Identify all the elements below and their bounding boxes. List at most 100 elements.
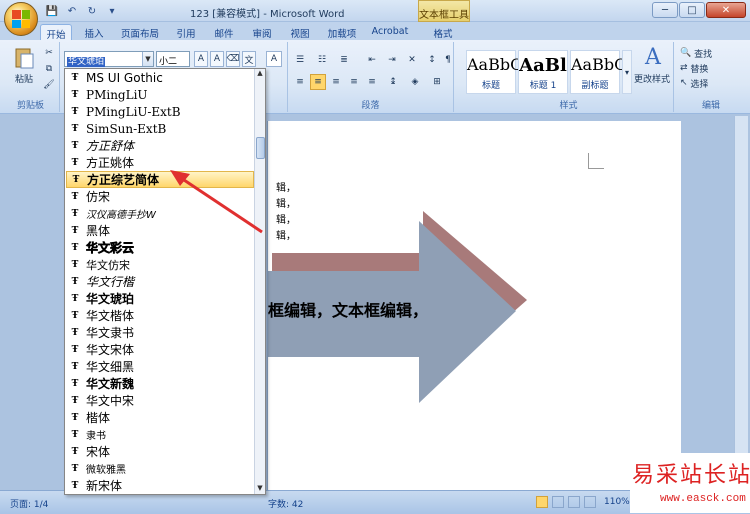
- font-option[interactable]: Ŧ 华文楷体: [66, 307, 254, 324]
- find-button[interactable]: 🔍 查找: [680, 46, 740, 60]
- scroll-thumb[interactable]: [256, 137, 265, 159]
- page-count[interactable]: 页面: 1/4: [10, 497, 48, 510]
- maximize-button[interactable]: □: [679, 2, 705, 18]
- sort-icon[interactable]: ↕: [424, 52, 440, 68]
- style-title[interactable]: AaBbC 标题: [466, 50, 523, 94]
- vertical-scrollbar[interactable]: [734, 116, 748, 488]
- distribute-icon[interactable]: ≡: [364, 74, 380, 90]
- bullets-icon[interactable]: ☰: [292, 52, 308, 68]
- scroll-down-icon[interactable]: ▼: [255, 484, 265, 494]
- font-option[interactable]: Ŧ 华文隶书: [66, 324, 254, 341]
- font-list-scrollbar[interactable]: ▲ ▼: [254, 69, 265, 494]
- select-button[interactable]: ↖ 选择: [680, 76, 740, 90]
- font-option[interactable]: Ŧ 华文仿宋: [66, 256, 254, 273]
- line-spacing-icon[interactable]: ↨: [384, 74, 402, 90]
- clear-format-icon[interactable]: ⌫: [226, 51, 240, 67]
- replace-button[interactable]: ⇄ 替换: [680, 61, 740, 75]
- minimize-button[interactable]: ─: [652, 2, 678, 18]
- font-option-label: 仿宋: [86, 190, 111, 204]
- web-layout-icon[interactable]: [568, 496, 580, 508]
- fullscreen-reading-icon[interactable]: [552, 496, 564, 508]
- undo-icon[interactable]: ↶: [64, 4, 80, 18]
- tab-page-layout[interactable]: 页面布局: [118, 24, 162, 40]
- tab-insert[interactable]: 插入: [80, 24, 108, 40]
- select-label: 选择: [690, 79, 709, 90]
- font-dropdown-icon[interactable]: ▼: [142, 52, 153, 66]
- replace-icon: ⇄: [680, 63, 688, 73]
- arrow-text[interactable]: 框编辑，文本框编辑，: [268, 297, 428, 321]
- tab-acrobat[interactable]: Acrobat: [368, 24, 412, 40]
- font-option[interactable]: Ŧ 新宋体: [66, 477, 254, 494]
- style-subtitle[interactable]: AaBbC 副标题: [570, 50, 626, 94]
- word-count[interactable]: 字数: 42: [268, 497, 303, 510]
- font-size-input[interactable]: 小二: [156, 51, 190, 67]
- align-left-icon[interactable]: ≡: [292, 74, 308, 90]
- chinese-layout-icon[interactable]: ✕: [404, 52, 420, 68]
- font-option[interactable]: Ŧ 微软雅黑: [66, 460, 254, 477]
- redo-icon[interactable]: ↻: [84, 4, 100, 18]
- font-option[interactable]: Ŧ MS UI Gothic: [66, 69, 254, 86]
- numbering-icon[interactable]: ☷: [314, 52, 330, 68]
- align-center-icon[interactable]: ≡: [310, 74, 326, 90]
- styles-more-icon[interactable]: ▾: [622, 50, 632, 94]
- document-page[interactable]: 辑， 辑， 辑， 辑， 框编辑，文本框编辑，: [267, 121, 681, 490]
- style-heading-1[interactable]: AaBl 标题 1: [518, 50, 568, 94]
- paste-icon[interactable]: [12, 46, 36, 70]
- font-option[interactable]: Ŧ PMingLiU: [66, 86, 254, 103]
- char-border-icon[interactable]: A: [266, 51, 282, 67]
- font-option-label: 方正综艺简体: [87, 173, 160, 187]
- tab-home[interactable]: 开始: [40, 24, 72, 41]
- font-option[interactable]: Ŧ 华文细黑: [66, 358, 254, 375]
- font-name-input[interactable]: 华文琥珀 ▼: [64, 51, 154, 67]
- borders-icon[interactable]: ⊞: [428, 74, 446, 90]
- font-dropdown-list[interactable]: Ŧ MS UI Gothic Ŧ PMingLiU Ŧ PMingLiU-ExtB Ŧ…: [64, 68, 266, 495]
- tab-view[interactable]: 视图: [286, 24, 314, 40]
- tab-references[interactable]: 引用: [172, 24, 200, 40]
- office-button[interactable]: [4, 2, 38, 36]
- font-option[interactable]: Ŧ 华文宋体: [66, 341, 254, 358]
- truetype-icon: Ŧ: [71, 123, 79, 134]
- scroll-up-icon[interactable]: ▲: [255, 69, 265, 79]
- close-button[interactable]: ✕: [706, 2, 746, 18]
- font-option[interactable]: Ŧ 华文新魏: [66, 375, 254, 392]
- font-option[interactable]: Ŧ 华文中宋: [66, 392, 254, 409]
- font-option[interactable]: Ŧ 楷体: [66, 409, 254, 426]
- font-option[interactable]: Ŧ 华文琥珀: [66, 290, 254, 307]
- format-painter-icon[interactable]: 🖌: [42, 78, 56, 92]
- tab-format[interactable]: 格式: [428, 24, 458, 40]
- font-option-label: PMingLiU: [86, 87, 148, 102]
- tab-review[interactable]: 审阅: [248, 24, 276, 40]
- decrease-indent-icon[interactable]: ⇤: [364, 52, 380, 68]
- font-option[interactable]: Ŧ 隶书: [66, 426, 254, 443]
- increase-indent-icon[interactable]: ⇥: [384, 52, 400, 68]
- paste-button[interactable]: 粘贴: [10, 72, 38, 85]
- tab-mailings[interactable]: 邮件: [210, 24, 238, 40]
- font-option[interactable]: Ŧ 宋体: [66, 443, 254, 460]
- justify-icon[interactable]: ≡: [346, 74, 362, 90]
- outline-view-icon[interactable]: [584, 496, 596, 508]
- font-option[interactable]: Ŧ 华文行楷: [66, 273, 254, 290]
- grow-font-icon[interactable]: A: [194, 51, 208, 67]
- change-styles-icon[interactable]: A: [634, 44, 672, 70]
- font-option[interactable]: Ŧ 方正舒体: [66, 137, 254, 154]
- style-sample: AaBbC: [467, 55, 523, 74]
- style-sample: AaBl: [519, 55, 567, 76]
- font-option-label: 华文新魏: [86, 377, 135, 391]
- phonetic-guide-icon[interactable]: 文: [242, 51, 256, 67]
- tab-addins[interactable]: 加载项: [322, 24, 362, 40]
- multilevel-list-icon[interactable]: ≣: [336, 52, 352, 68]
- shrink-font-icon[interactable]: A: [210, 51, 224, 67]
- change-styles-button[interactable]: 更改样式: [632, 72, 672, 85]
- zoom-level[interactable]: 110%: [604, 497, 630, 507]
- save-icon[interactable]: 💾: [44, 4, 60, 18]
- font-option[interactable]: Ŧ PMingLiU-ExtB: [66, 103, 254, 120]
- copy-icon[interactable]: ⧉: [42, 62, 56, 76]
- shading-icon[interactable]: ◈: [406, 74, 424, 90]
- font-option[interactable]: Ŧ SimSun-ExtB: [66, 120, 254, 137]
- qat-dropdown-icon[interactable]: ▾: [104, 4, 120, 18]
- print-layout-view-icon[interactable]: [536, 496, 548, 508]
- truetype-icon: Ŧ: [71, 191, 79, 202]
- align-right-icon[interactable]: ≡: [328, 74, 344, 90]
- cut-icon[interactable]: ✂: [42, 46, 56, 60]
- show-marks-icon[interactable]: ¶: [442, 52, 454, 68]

#### WHAT TO WORK ON
Copy the entire listing above line for line, with every line unchanged, and leave out the picture.

#### RESPONSE TO THIS TASK
Identify all the elements below and their bounding boxes. List at most 100 elements.
- font-option[interactable]: Ŧ 华文楷体: [66, 307, 254, 324]
- find-button[interactable]: 🔍 查找: [680, 46, 740, 60]
- scroll-thumb[interactable]: [256, 137, 265, 159]
- page-count[interactable]: 页面: 1/4: [10, 497, 48, 510]
- maximize-button[interactable]: □: [679, 2, 705, 18]
- sort-icon[interactable]: ↕: [424, 52, 440, 68]
- style-title[interactable]: AaBbC 标题: [466, 50, 523, 94]
- vertical-scrollbar[interactable]: [734, 116, 748, 488]
- distribute-icon[interactable]: ≡: [364, 74, 380, 90]
- bullets-icon[interactable]: ☰: [292, 52, 308, 68]
- scroll-down-icon[interactable]: ▼: [255, 484, 265, 494]
- font-option[interactable]: Ŧ 华文隶书: [66, 324, 254, 341]
- font-list-scrollbar[interactable]: ▲ ▼: [254, 69, 265, 494]
- select-button[interactable]: ↖ 选择: [680, 76, 740, 90]
- font-option[interactable]: Ŧ 华文仿宋: [66, 256, 254, 273]
- line-spacing-icon[interactable]: ↨: [384, 74, 402, 90]
- clear-format-icon[interactable]: ⌫: [226, 51, 240, 67]
- replace-button[interactable]: ⇄ 替换: [680, 61, 740, 75]
- minimize-button[interactable]: ─: [652, 2, 678, 18]
- font-option-label: 仿宋: [86, 190, 111, 204]
- web-layout-icon[interactable]: [568, 496, 580, 508]
- fullscreen-reading-icon[interactable]: [552, 496, 564, 508]
- undo-icon[interactable]: ↶: [64, 4, 80, 18]
- tab-page-layout[interactable]: 页面布局: [118, 24, 162, 40]
- tab-insert[interactable]: 插入: [80, 24, 108, 40]
- select-label: 选择: [690, 79, 709, 90]
- font-dropdown-icon[interactable]: ▼: [142, 52, 153, 66]
- replace-icon: ⇄: [680, 63, 688, 73]
- arrow-text[interactable]: 框编辑，文本框编辑，: [268, 297, 428, 321]
- tab-acrobat[interactable]: Acrobat: [368, 24, 412, 40]
- font-option[interactable]: Ŧ 新宋体: [66, 477, 254, 494]
- style-subtitle[interactable]: AaBbC 副标题: [570, 50, 626, 94]
- word-count[interactable]: 字数: 42: [268, 497, 303, 510]
- font-size-input[interactable]: 小二: [156, 51, 190, 67]
- align-left-icon[interactable]: ≡: [292, 74, 308, 90]
- chinese-layout-icon[interactable]: ✕: [404, 52, 420, 68]
- font-option[interactable]: Ŧ 微软雅黑: [66, 460, 254, 477]
- redo-icon[interactable]: ↻: [84, 4, 100, 18]
- font-option[interactable]: Ŧ MS UI Gothic: [66, 69, 254, 86]
- numbering-icon[interactable]: ☷: [314, 52, 330, 68]
- align-center-icon[interactable]: ≡: [310, 74, 326, 90]
- styles-more-icon[interactable]: ▾: [622, 50, 632, 94]
- document-page[interactable]: 辑， 辑， 辑， 辑， 框编辑，文本框编辑，: [267, 121, 681, 490]
- style-heading-1[interactable]: AaBl 标题 1: [518, 50, 568, 94]
- paste-icon[interactable]: [12, 46, 36, 70]
- font-option[interactable]: Ŧ PMingLiU: [66, 86, 254, 103]
- char-border-icon[interactable]: A: [266, 51, 282, 67]
- font-option-label: 方正综艺简体: [87, 173, 160, 187]
- tab-home[interactable]: 开始: [40, 24, 72, 41]
- font-option[interactable]: Ŧ 华文细黑: [66, 358, 254, 375]
- font-name-input[interactable]: 华文琥珀 ▼: [64, 51, 154, 67]
- borders-icon[interactable]: ⊞: [428, 74, 446, 90]
- font-dropdown-list[interactable]: Ŧ MS UI Gothic Ŧ PMingLiU Ŧ PMingLiU-ExtB Ŧ…: [64, 68, 266, 495]
- tab-view[interactable]: 视图: [286, 24, 314, 40]
- tab-references[interactable]: 引用: [172, 24, 200, 40]
- office-button[interactable]: [4, 2, 38, 36]
- font-option[interactable]: Ŧ 华文宋体: [66, 341, 254, 358]
- truetype-icon: Ŧ: [71, 123, 79, 134]
- scroll-up-icon[interactable]: ▲: [255, 69, 265, 79]
- close-button[interactable]: ✕: [706, 2, 746, 18]
- font-option[interactable]: Ŧ 华文新魏: [66, 375, 254, 392]
- font-option[interactable]: Ŧ 华文中宋: [66, 392, 254, 409]
- font-option[interactable]: Ŧ 楷体: [66, 409, 254, 426]
- font-option[interactable]: Ŧ 华文琥珀: [66, 290, 254, 307]
- format-painter-icon[interactable]: 🖌: [42, 78, 56, 92]
- tab-format[interactable]: 格式: [428, 24, 458, 40]
- font-option-label: PMingLiU: [86, 87, 148, 102]
- tab-review[interactable]: 审阅: [248, 24, 276, 40]
- decrease-indent-icon[interactable]: ⇤: [364, 52, 380, 68]
- font-option[interactable]: Ŧ 隶书: [66, 426, 254, 443]
- increase-indent-icon[interactable]: ⇥: [384, 52, 400, 68]
- paste-button[interactable]: 粘贴: [10, 72, 38, 85]
- tab-mailings[interactable]: 邮件: [210, 24, 238, 40]
- font-option[interactable]: Ŧ 宋体: [66, 443, 254, 460]
- justify-icon[interactable]: ≡: [346, 74, 362, 90]
- outline-view-icon[interactable]: [584, 496, 596, 508]
- font-option[interactable]: Ŧ 华文行楷: [66, 273, 254, 290]
- grow-font-icon[interactable]: A: [194, 51, 208, 67]
- change-styles-icon[interactable]: A: [634, 44, 672, 70]
- font-option[interactable]: Ŧ 方正舒体: [66, 137, 254, 154]
- style-sample: AaBbC: [467, 55, 523, 74]
- style-sample: AaBl: [519, 55, 567, 76]
- font-option-label: 华文新魏: [86, 377, 135, 391]
- phonetic-guide-icon[interactable]: 文: [242, 51, 256, 67]
- tab-addins[interactable]: 加载项: [322, 24, 362, 40]
- multilevel-list-icon[interactable]: ≣: [336, 52, 352, 68]
- shrink-font-icon[interactable]: A: [210, 51, 224, 67]
- change-styles-button[interactable]: 更改样式: [632, 72, 672, 85]
- zoom-level[interactable]: 110%: [604, 497, 630, 507]
- save-icon[interactable]: 💾: [44, 4, 60, 18]
- font-option[interactable]: Ŧ PMingLiU-ExtB: [66, 103, 254, 120]
- copy-icon[interactable]: ⧉: [42, 62, 56, 76]
- shading-icon[interactable]: ◈: [406, 74, 424, 90]
- font-option[interactable]: Ŧ SimSun-ExtB: [66, 120, 254, 137]
- qat-dropdown-icon[interactable]: ▾: [104, 4, 120, 18]
- print-layout-view-icon[interactable]: [536, 496, 548, 508]
- truetype-icon: Ŧ: [71, 191, 79, 202]
- align-right-icon[interactable]: ≡: [328, 74, 344, 90]
- cut-icon[interactable]: ✂: [42, 46, 56, 60]
- show-marks-icon[interactable]: ¶: [442, 52, 454, 68]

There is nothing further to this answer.